* [Do this]: Identify all lines in the data containing the string "Accounts". Copy them out.

<<<<

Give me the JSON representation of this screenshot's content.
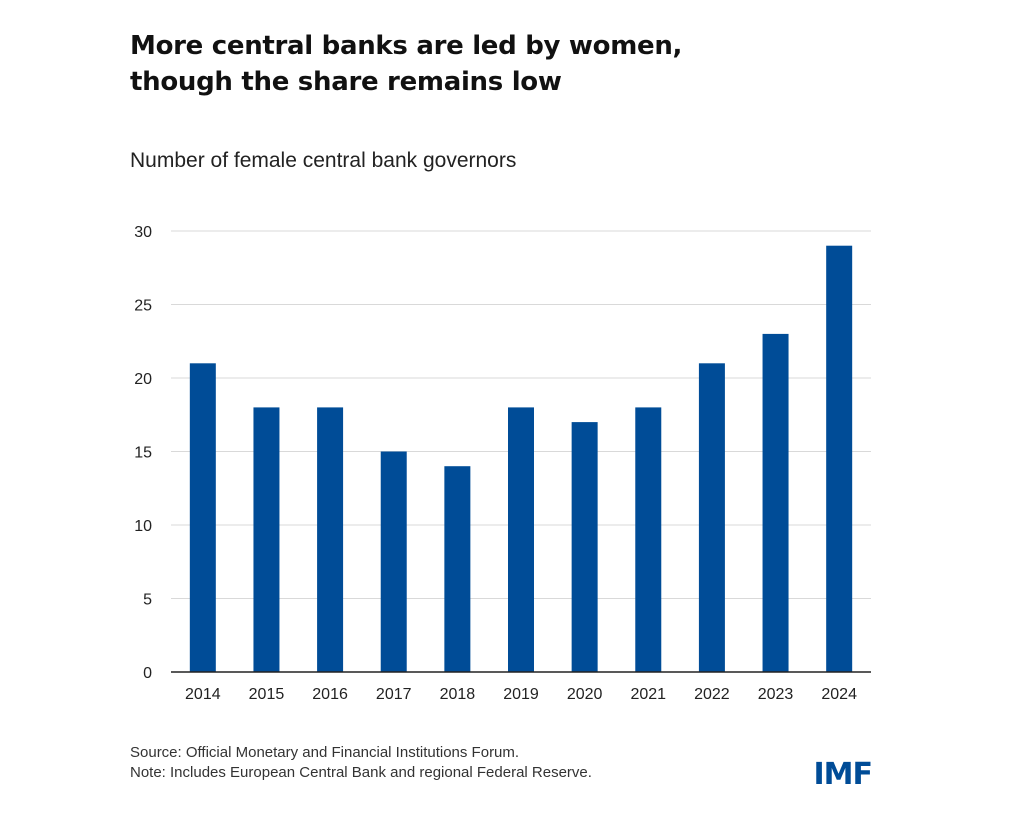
{
  "title_lines": [
    "More central banks are led by women,",
    "though the share remains low"
  ],
  "footer": {
    "source": "Source: Official Monetary and Financial Institutions Forum.",
    "note": "Note: Includes European Central Bank and regional Federal Reserve."
  },
  "logo": "IMF",
  "colors": {
    "bar": "#004c97",
    "grid": "#d9d9d9",
    "axis": "#222222"
  },
  "chart_data": {
    "type": "bar",
    "title": "More central banks are led by women, though the share remains low",
    "subtitle": "Number of female central bank governors",
    "categories": [
      "2014",
      "2015",
      "2016",
      "2017",
      "2018",
      "2019",
      "2020",
      "2021",
      "2022",
      "2023",
      "2024"
    ],
    "values": [
      21,
      18,
      18,
      15,
      14,
      18,
      17,
      18,
      21,
      23,
      29
    ],
    "xlabel": "",
    "ylabel": "",
    "ylim": [
      0,
      30
    ],
    "yticks": [
      0,
      5,
      10,
      15,
      20,
      25,
      30
    ],
    "grid": true,
    "legend": "none"
  }
}
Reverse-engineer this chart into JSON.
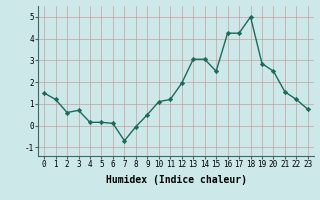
{
  "x": [
    0,
    1,
    2,
    3,
    4,
    5,
    6,
    7,
    8,
    9,
    10,
    11,
    12,
    13,
    14,
    15,
    16,
    17,
    18,
    19,
    20,
    21,
    22,
    23
  ],
  "y": [
    1.5,
    1.2,
    0.6,
    0.7,
    0.15,
    0.15,
    0.1,
    -0.7,
    -0.05,
    0.5,
    1.1,
    1.2,
    1.95,
    3.05,
    3.05,
    2.5,
    4.25,
    4.25,
    5.0,
    2.85,
    2.5,
    1.55,
    1.2,
    0.75
  ],
  "line_color": "#1a6b5a",
  "marker": "D",
  "marker_size": 2.2,
  "linewidth": 1.0,
  "xlabel": "Humidex (Indice chaleur)",
  "xlabel_fontsize": 7,
  "xlabel_fontweight": "bold",
  "ylim": [
    -1.4,
    5.5
  ],
  "xlim": [
    -0.5,
    23.5
  ],
  "yticks": [
    -1,
    0,
    1,
    2,
    3,
    4,
    5
  ],
  "xticks": [
    0,
    1,
    2,
    3,
    4,
    5,
    6,
    7,
    8,
    9,
    10,
    11,
    12,
    13,
    14,
    15,
    16,
    17,
    18,
    19,
    20,
    21,
    22,
    23
  ],
  "tick_fontsize": 5.5,
  "bg_color": "#cce8e8",
  "grid_color": "#c8a0a0",
  "axes_bg": "#cce8e8"
}
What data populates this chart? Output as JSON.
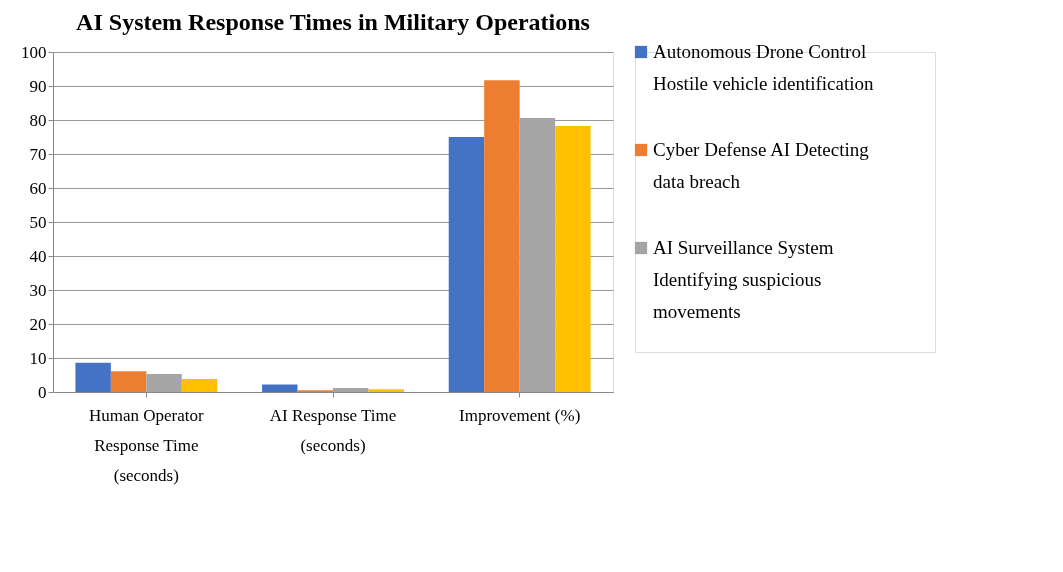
{
  "chart_data": {
    "type": "bar",
    "title": "AI System Response Times in Military Operations",
    "categories": [
      "Human Operator Response Time (seconds)",
      "AI Response Time (seconds)",
      "Improvement (%)"
    ],
    "series": [
      {
        "name": "Autonomous Drone Control Hostile vehicle identification",
        "color": "#4472c4",
        "values": [
          8.6,
          2.2,
          75
        ]
      },
      {
        "name": "Cyber Defense AI Detecting data breach",
        "color": "#ed7d31",
        "values": [
          6.1,
          0.5,
          91.7
        ]
      },
      {
        "name": "AI Surveillance System Identifying suspicious movements",
        "color": "#a5a5a5",
        "values": [
          5.3,
          1.2,
          80.6
        ]
      },
      {
        "color": "#ffc000",
        "values": [
          3.8,
          0.8,
          78.2
        ]
      }
    ],
    "ylim": [
      0,
      100
    ],
    "yticks": [
      0,
      10,
      20,
      30,
      40,
      50,
      60,
      70,
      80,
      90,
      100
    ],
    "grid": "y",
    "legend": "right"
  }
}
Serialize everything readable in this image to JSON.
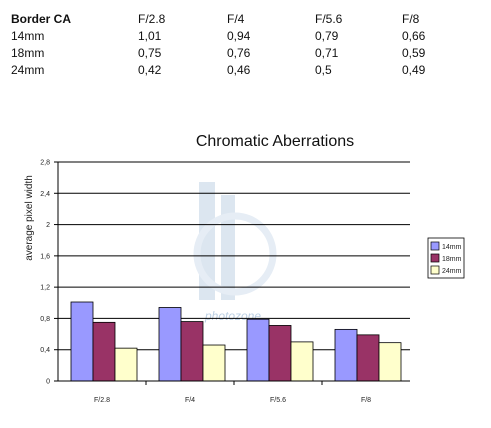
{
  "table": {
    "corner_label": "Border CA",
    "columns": [
      "F/2.8",
      "F/4",
      "F/5.6",
      "F/8"
    ],
    "rows": [
      {
        "label": "14mm",
        "values": [
          "1,01",
          "0,94",
          "0,79",
          "0,66"
        ]
      },
      {
        "label": "18mm",
        "values": [
          "0,75",
          "0,76",
          "0,71",
          "0,59"
        ]
      },
      {
        "label": "24mm",
        "values": [
          "0,42",
          "0,46",
          "0,5",
          "0,49"
        ]
      }
    ]
  },
  "watermark": {
    "text": "photozone"
  },
  "chart_data": {
    "type": "bar",
    "title": "Chromatic Aberrations",
    "xlabel": "",
    "ylabel": "average pixel width",
    "categories": [
      "F/2.8",
      "F/4",
      "F/5.6",
      "F/8"
    ],
    "series": [
      {
        "name": "14mm",
        "values": [
          1.01,
          0.94,
          0.79,
          0.66
        ],
        "color": "#9999ff"
      },
      {
        "name": "18mm",
        "values": [
          0.75,
          0.76,
          0.71,
          0.59
        ],
        "color": "#993366"
      },
      {
        "name": "24mm",
        "values": [
          0.42,
          0.46,
          0.5,
          0.49
        ],
        "color": "#ffffcc"
      }
    ],
    "ylim": [
      0,
      2.8
    ],
    "yticks": [
      0,
      0.4,
      0.8,
      1.2,
      1.6,
      2,
      2.4,
      2.8
    ],
    "ytick_labels": [
      "0",
      "0,4",
      "0,8",
      "1,2",
      "1,6",
      "2",
      "2,4",
      "2,8"
    ],
    "grid": true,
    "legend_position": "right",
    "colors": {
      "gridline": "#000000",
      "bar_outline": "#000000",
      "plot_background": "#ffffff"
    }
  }
}
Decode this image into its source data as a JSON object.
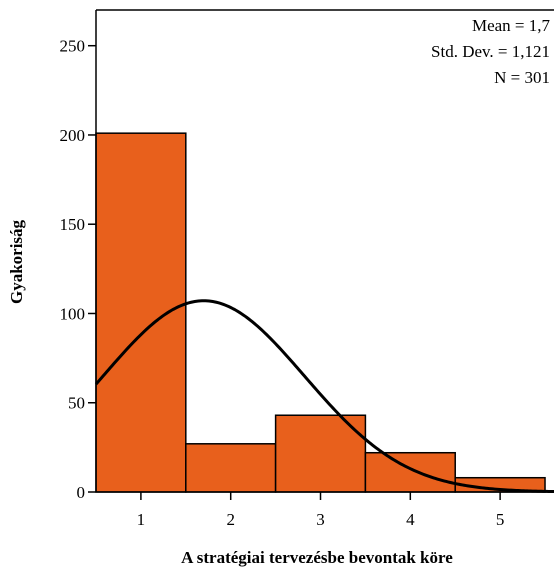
{
  "chart_data": {
    "type": "bar",
    "subtype": "histogram",
    "bins": [
      {
        "label": "1",
        "value": 201
      },
      {
        "label": "2",
        "value": 27
      },
      {
        "label": "3",
        "value": 43
      },
      {
        "label": "4",
        "value": 22
      },
      {
        "label": "5",
        "value": 8
      }
    ],
    "xlabel": "A stratégiai tervezésbe bevontak köre",
    "ylabel": "Gyakoriság",
    "ylim": [
      0,
      270
    ],
    "xlim": [
      0.5,
      5.6
    ],
    "yticks": [
      "0",
      "50",
      "100",
      "150",
      "200",
      "250"
    ],
    "xticks": [
      "1",
      "2",
      "3",
      "4",
      "5"
    ],
    "normal_curve": {
      "mean": 1.7,
      "sd": 1.121,
      "n": 301
    },
    "stats": {
      "mean": "Mean = 1,7",
      "std_dev": "Std. Dev. = 1,121",
      "n": "N = 301"
    },
    "bar_color": "#E8601C",
    "grid": false
  }
}
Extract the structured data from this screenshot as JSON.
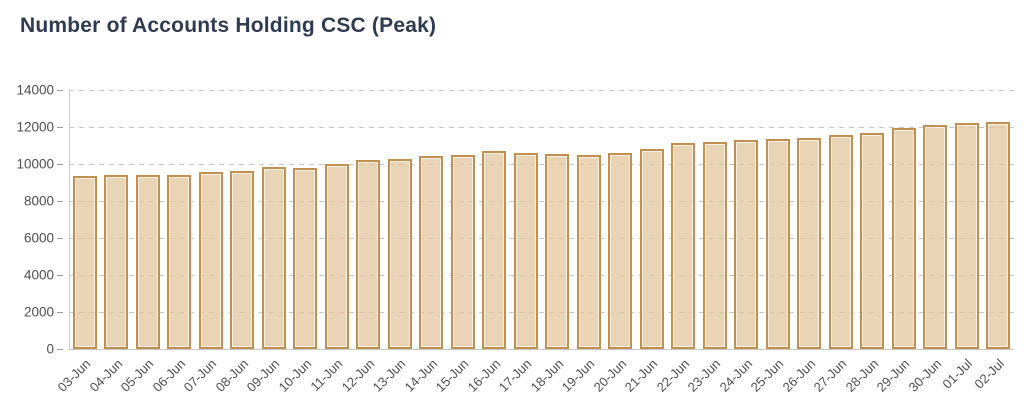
{
  "title": {
    "text": "Number of Accounts Holding CSC (Peak)"
  },
  "chart_data": {
    "type": "bar",
    "title": "Number of Accounts Holding CSC (Peak)",
    "categories": [
      "03-Jun",
      "04-Jun",
      "05-Jun",
      "06-Jun",
      "07-Jun",
      "08-Jun",
      "09-Jun",
      "10-Jun",
      "11-Jun",
      "12-Jun",
      "13-Jun",
      "14-Jun",
      "15-Jun",
      "16-Jun",
      "17-Jun",
      "18-Jun",
      "19-Jun",
      "20-Jun",
      "21-Jun",
      "22-Jun",
      "23-Jun",
      "24-Jun",
      "25-Jun",
      "26-Jun",
      "27-Jun",
      "28-Jun",
      "29-Jun",
      "30-Jun",
      "01-Jul",
      "02-Jul"
    ],
    "values": [
      9370,
      9395,
      9430,
      9395,
      9570,
      9610,
      9840,
      9805,
      10020,
      10200,
      10290,
      10420,
      10470,
      10700,
      10610,
      10540,
      10510,
      10600,
      10800,
      11150,
      11200,
      11300,
      11340,
      11390,
      11550,
      11680,
      11940,
      12100,
      12220,
      12260
    ],
    "xlabel": "",
    "ylabel": "",
    "ylim": [
      0,
      14000
    ],
    "yticks": [
      0,
      2000,
      4000,
      6000,
      8000,
      10000,
      12000,
      14000
    ],
    "grid": "horizontal-dashed",
    "legend": "none",
    "colors": {
      "bar_fill": "rgba(224,196,152,0.72)",
      "bar_border": "#c19050",
      "gridline": "#c7c7c7",
      "axis_line": "#cccccc",
      "tick_label": "#4f4f4f",
      "title": "#2f3b50"
    }
  }
}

>>>>

* [Answer in full]:
    "text": "Number of Accounts Holding CSC (Peak)"
    "title": "Number of Accounts Holding CSC (Peak)",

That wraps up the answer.